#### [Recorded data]
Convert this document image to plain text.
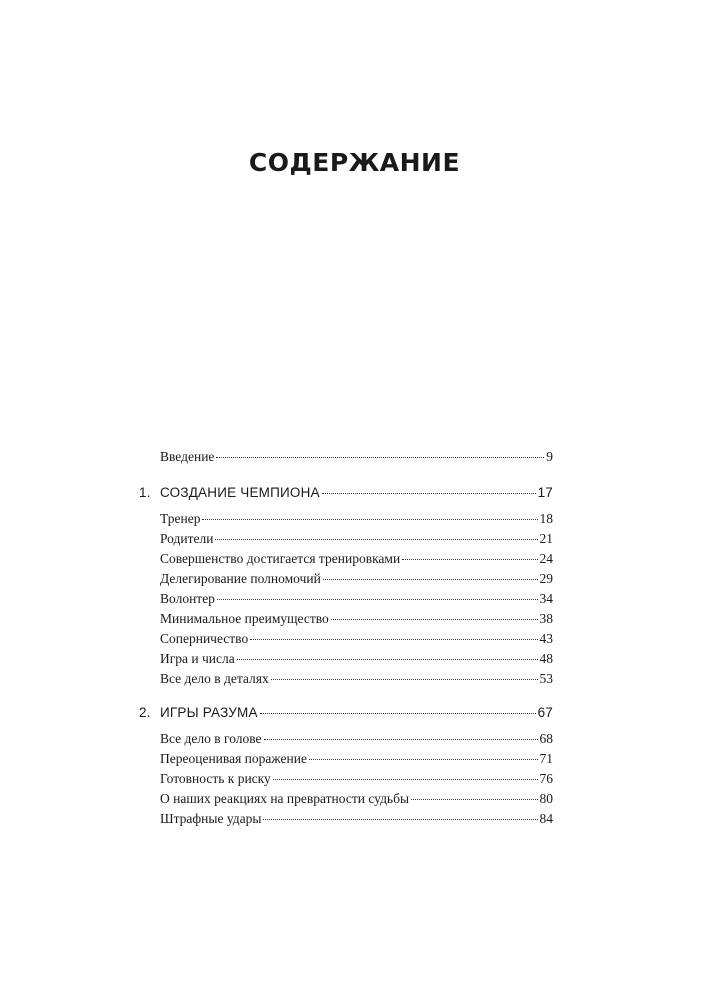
СОДЕРЖАНИЕ
Введение	9
1. СОЗДАНИЕ ЧЕМПИОНА	17
Тренер	18
Родители	21
Совершенство достигается тренировками	24
Делегирование полномочий	29
Волонтер	34
Минимальное преимущество	38
Соперничество	43
Игра и числа	48
Все дело в деталях	53
2. ИГРЫ РАЗУМА	67
Все дело в голове	68
Переоценивая поражение	71
Готовность к риску	76
О наших реакциях на превратности судьбы	80
Штрафные удары	84
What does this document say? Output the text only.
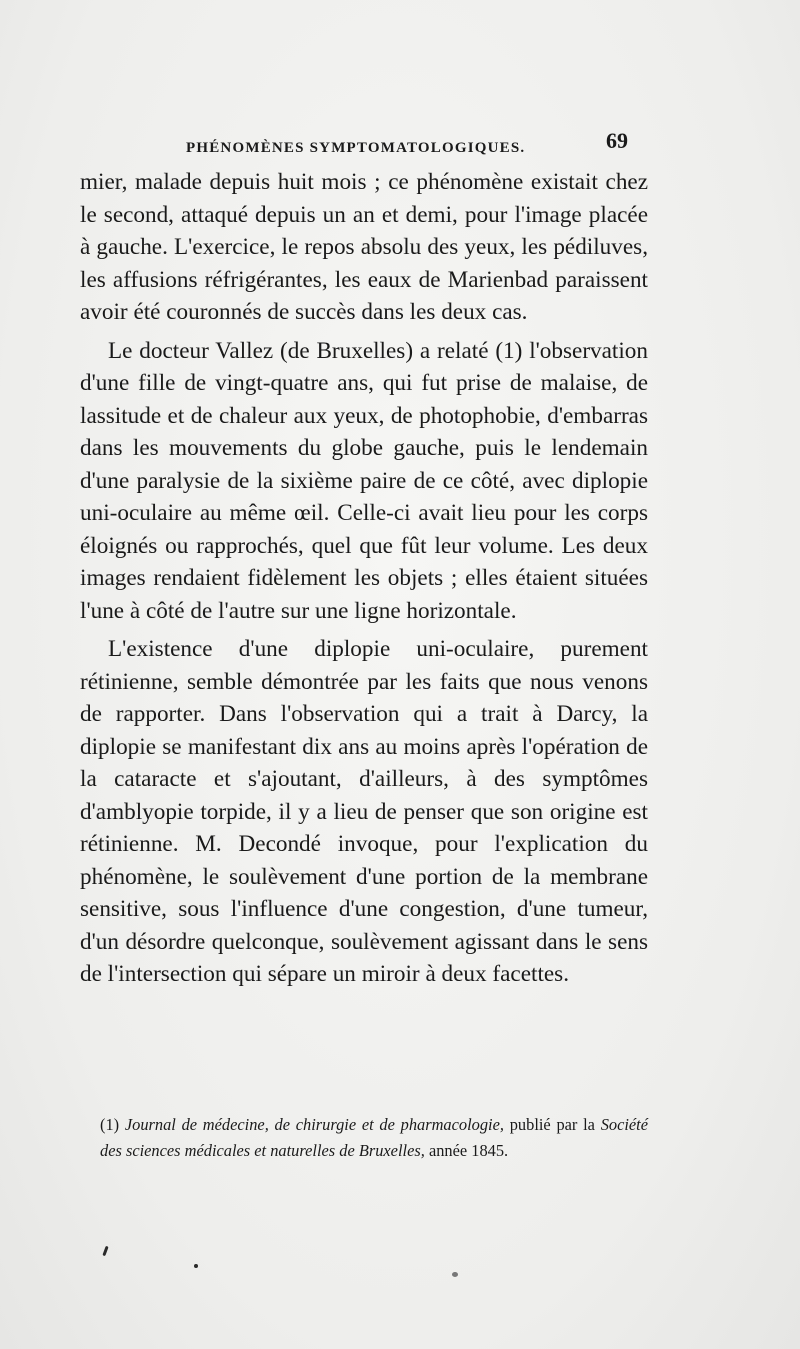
PHÉNOMÈNES SYMPTOMATOLOGIQUES.	69

mier, malade depuis huit mois ; ce phénomène existait chez le second, attaqué depuis un an et demi, pour l'image placée à gauche. L'exercice, le repos absolu des yeux, les pédiluves, les affusions réfrigérantes, les eaux de Marienbad paraissent avoir été couronnés de succès dans les deux cas.

Le docteur Vallez (de Bruxelles) a relaté (1) l'observation d'une fille de vingt-quatre ans, qui fut prise de malaise, de lassitude et de chaleur aux yeux, de photophobie, d'embarras dans les mouvements du globe gauche, puis le lendemain d'une paralysie de la sixième paire de ce côté, avec diplopie uni-oculaire au même œil. Celle-ci avait lieu pour les corps éloignés ou rapprochés, quel que fût leur volume. Les deux images rendaient fidèlement les objets ; elles étaient situées l'une à côté de l'autre sur une ligne horizontale.

L'existence d'une diplopie uni-oculaire, purement rétinienne, semble démontrée par les faits que nous venons de rapporter. Dans l'observation qui a trait à Darcy, la diplopie se manifestant dix ans au moins après l'opération de la cataracte et s'ajoutant, d'ailleurs, à des symptômes d'amblyopie torpide, il y a lieu de penser que son origine est rétinienne. M. Decondé invoque, pour l'explication du phénomène, le soulèvement d'une portion de la membrane sensitive, sous l'influence d'une congestion, d'une tumeur, d'un désordre quelconque, soulèvement agissant dans le sens de l'intersection qui sépare un miroir à deux facettes.

(1) Journal de médecine, de chirurgie et de pharmacologie, publié par la Société des sciences médicales et naturelles de Bruxelles, année 1845.
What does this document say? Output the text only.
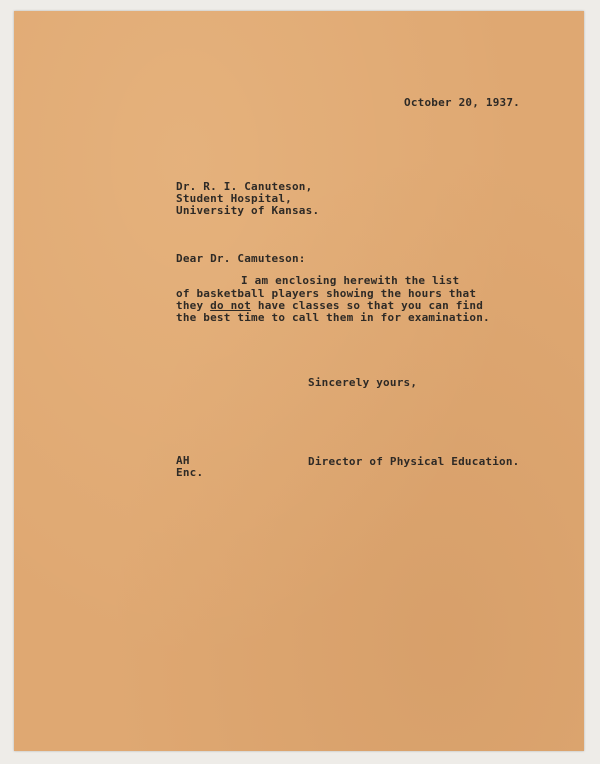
October 20, 1937.
Dr. R. I. Canuteson,
Student Hospital,
University of Kansas.
Dear Dr. Camuteson:
I am enclosing herewith the list
of basketball players showing the hours that
they do not have classes so that you can find
the best time to call them in for examination.
Sincerely yours,
AH
Enc.
Director of Physical Education.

#### [REQUIRED TASK]
From the listing above, pick out every line containing "diplopie".

#### [OUTPUT OF THE TASK]
Le docteur Vallez (de Bruxelles) a relaté (1) l'observation d'une fille de vingt-quatre ans, qui fut prise de malaise, de lassitude et de chaleur aux yeux, de photophobie, d'embarras dans les mouvements du globe gauche, puis le lendemain d'une paralysie de la sixième paire de ce côté, avec diplopie uni-oculaire au même œil. Celle-ci avait lieu pour les corps éloignés ou rapprochés, quel que fût leur volume. Les deux images rendaient fidèlement les objets ; elles étaient situées l'une à côté de l'autre sur une ligne horizontale.
L'existence d'une diplopie uni-oculaire, purement rétinienne, semble démontrée par les faits que nous venons de rapporter. Dans l'observation qui a trait à Darcy, la diplopie se manifestant dix ans au moins après l'opération de la cataracte et s'ajoutant, d'ailleurs, à des symptômes d'amblyopie torpide, il y a lieu de penser que son origine est rétinienne. M. Decondé invoque, pour l'explication du phénomène, le soulèvement d'une portion de la membrane sensitive, sous l'influence d'une congestion, d'une tumeur, d'un désordre quelconque, soulèvement agissant dans le sens de l'intersection qui sépare un miroir à deux facettes.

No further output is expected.